## EXERCISE DIRECTIONS
Repeat every line exactly, keeping the pictures out of the copy.

## PROVIDED MATERIAL

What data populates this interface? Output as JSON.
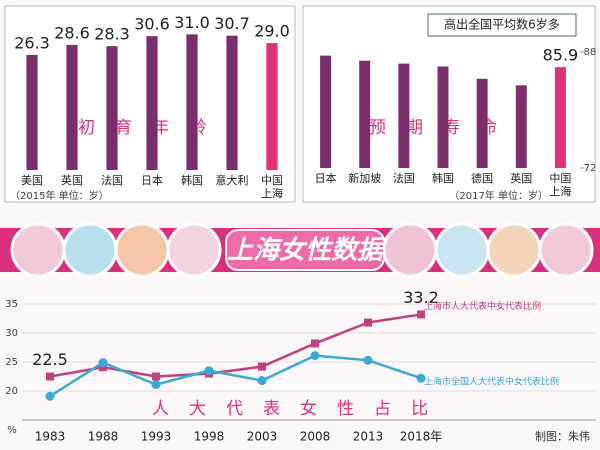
{
  "banner": "上海女性数据",
  "credit": "制图：朱伟",
  "chart_data": [
    {
      "type": "bar",
      "title": "初育年龄",
      "note": "（2015年 单位：岁）",
      "categories": [
        "美国",
        "英国",
        "法国",
        "日本",
        "韩国",
        "意大利",
        "中国\n上海"
      ],
      "values": [
        26.3,
        28.6,
        28.3,
        30.6,
        31.0,
        30.7,
        29.0
      ],
      "value_labels": [
        "26.3",
        "28.6",
        "28.3",
        "30.6",
        "31.0",
        "30.7",
        "29.0"
      ],
      "colors": [
        "#7b2d6c",
        "#7b2d6c",
        "#7b2d6c",
        "#7b2d6c",
        "#7b2d6c",
        "#7b2d6c",
        "#e2307c"
      ],
      "ylim": [
        0,
        32
      ]
    },
    {
      "type": "bar",
      "title": "预期寿命",
      "note": "（2017年 单位：岁）",
      "annotation": "高出全国平均数6岁多",
      "categories": [
        "日本",
        "新加坡",
        "法国",
        "韩国",
        "德国",
        "英国",
        "中国\n上海"
      ],
      "values": [
        87.5,
        86.8,
        86.4,
        86.0,
        84.3,
        83.4,
        85.9
      ],
      "value_labels": [
        null,
        null,
        null,
        null,
        null,
        null,
        "85.9"
      ],
      "colors": [
        "#7b2d6c",
        "#7b2d6c",
        "#7b2d6c",
        "#7b2d6c",
        "#7b2d6c",
        "#7b2d6c",
        "#e2307c"
      ],
      "ylim": [
        72,
        88
      ],
      "yticks": [
        72,
        88
      ]
    },
    {
      "type": "line",
      "title": "人大代表女性占比",
      "ylabel": "%",
      "categories": [
        "1983",
        "1988",
        "1993",
        "1998",
        "2003",
        "2008",
        "2013",
        "2018年"
      ],
      "series": [
        {
          "name": "上海市人大代表中女代表比例",
          "color": "#c2407e",
          "marker": "square",
          "values": [
            22.5,
            24.1,
            22.5,
            23.0,
            24.2,
            28.2,
            31.8,
            33.2
          ],
          "value_labels": [
            "22.5",
            null,
            null,
            null,
            null,
            null,
            null,
            "33.2"
          ]
        },
        {
          "name": "上海市全国人大代表中女代表比例",
          "color": "#3aa9d4",
          "marker": "circle",
          "values": [
            19.1,
            24.9,
            21.1,
            23.5,
            21.8,
            26.1,
            25.3,
            22.2
          ]
        }
      ],
      "ylim": [
        15,
        35
      ],
      "yticks": [
        20,
        25,
        30,
        35
      ],
      "grid": true
    }
  ]
}
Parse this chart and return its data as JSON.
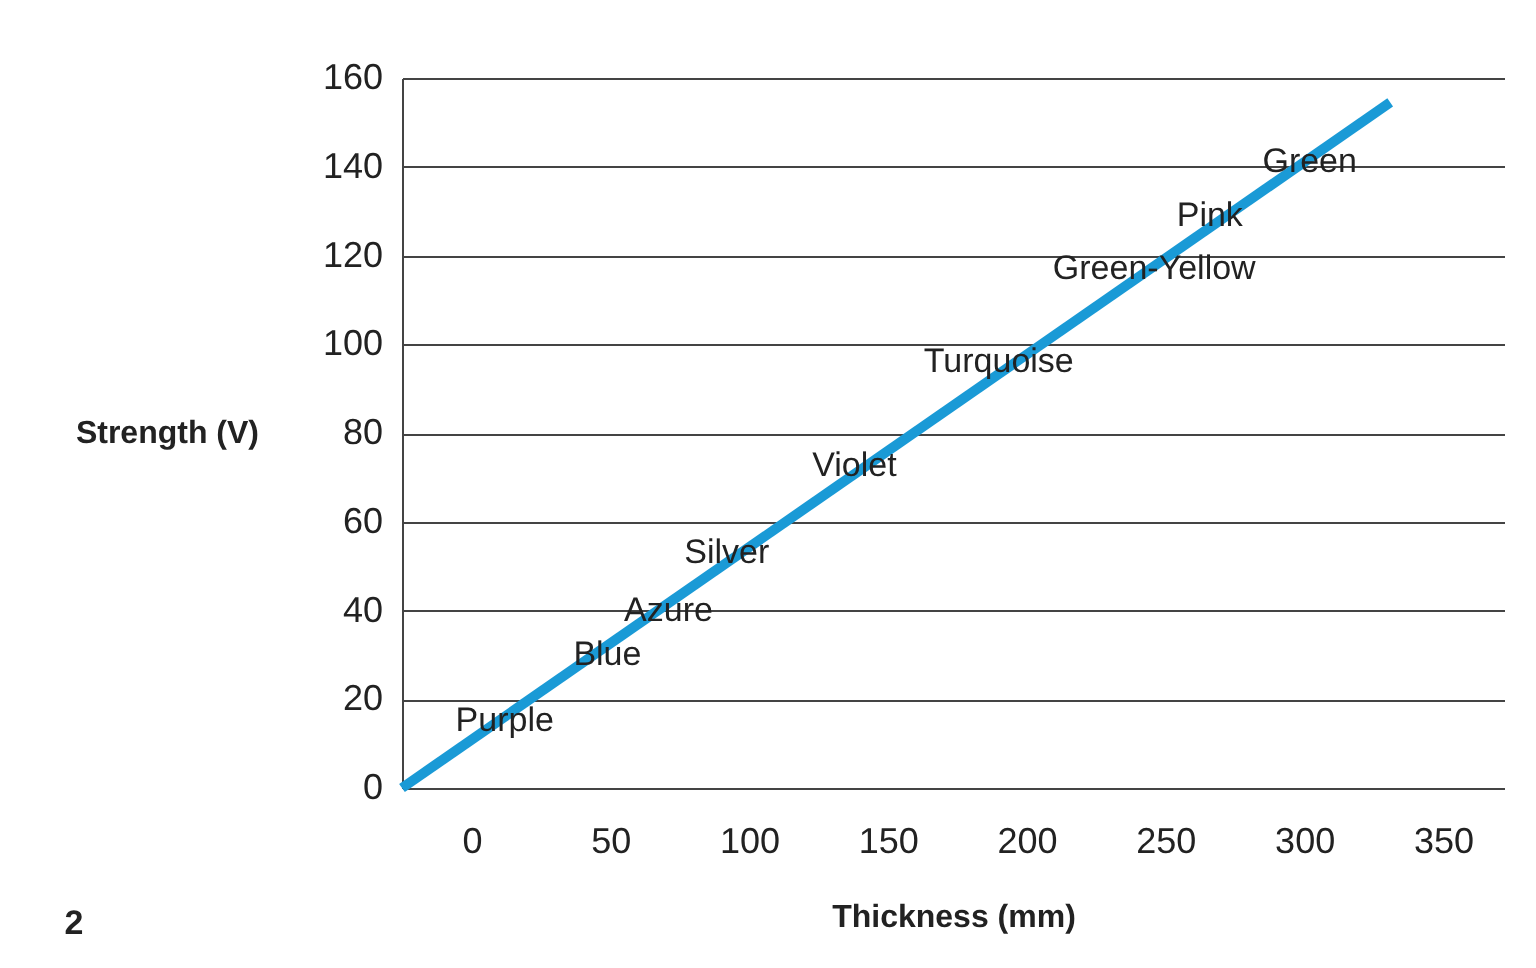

## EXERCISE OUTPUT
What data populates this interface? Output as JSON.
{
  "banner": "上海女性数据",
  "credit": "制图：朱伟",
  "chart_data": [
    {
      "type": "bar",
      "title": "初育年龄",
      "note": "（2015年 单位：岁）",
      "categories": [
        "美国",
        "英国",
        "法国",
        "日本",
        "韩国",
        "意大利",
        "中国\n上海"
      ],
      "values": [
        26.3,
        28.6,
        28.3,
        30.6,
        31.0,
        30.7,
        29.0
      ],
      "value_labels": [
        "26.3",
        "28.6",
        "28.3",
        "30.6",
        "31.0",
        "30.7",
        "29.0"
      ],
      "colors": [
        "#7b2d6c",
        "#7b2d6c",
        "#7b2d6c",
        "#7b2d6c",
        "#7b2d6c",
        "#7b2d6c",
        "#e2307c"
      ],
      "ylim": [
        0,
        32
      ]
    },
    {
      "type": "bar",
      "title": "预期寿命",
      "note": "（2017年 单位：岁）",
      "annotation": "高出全国平均数6岁多",
      "categories": [
        "日本",
        "新加坡",
        "法国",
        "韩国",
        "德国",
        "英国",
        "中国\n上海"
      ],
      "values": [
        87.5,
        86.8,
        86.4,
        86.0,
        84.3,
        83.4,
        85.9
      ],
      "value_labels": [
        null,
        null,
        null,
        null,
        null,
        null,
        "85.9"
      ],
      "colors": [
        "#7b2d6c",
        "#7b2d6c",
        "#7b2d6c",
        "#7b2d6c",
        "#7b2d6c",
        "#7b2d6c",
        "#e2307c"
      ],
      "ylim": [
        72,
        88
      ],
      "yticks": [
        72,
        88
      ]
    },
    {
      "type": "line",
      "title": "人大代表女性占比",
      "ylabel": "%",
      "categories": [
        "1983",
        "1988",
        "1993",
        "1998",
        "2003",
        "2008",
        "2013",
        "2018年"
      ],
      "series": [
        {
          "name": "上海市人大代表中女代表比例",
          "color": "#c2407e",
          "marker": "square",
          "values": [
            22.5,
            24.1,
            22.5,
            23.0,
            24.2,
            28.2,
            31.8,
            33.2
          ],
          "value_labels": [
            "22.5",
            null,
            null,
            null,
            null,
            null,
            null,
            "33.2"
          ]
        },
        {
          "name": "上海市全国人大代表中女代表比例",
          "color": "#3aa9d4",
          "marker": "circle",
          "values": [
            19.1,
            24.9,
            21.1,
            23.5,
            21.8,
            26.1,
            25.3,
            22.2
          ]
        }
      ],
      "ylim": [
        15,
        35
      ],
      "yticks": [
        20,
        25,
        30,
        35
      ],
      "grid": true
    }
  ]
}
Parse this chart and return its data as JSON.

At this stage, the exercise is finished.